● Set task: Answer with a number only: how many lines of the data contain "partial"?
(begin)
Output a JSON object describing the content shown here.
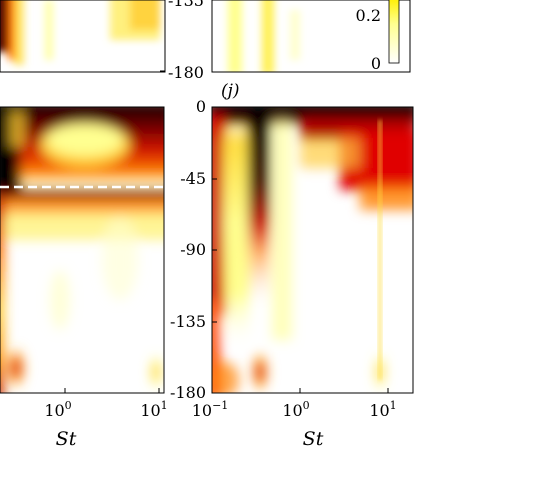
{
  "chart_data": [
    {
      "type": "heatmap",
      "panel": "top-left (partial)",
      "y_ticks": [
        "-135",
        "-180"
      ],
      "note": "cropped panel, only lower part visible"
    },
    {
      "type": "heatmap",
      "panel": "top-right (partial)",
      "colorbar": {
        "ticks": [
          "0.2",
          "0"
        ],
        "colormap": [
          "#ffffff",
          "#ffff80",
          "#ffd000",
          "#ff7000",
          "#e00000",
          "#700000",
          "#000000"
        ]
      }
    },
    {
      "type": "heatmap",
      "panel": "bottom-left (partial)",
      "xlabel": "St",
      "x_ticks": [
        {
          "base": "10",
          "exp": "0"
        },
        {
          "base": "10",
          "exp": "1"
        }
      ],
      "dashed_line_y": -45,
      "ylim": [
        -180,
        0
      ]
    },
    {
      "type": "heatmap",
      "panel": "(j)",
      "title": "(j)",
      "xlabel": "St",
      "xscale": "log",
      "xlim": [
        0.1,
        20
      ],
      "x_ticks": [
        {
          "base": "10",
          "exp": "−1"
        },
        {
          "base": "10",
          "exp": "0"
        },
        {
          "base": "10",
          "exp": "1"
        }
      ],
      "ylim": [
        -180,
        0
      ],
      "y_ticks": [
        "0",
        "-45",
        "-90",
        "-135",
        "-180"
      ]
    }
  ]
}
(end)
● Task response: 3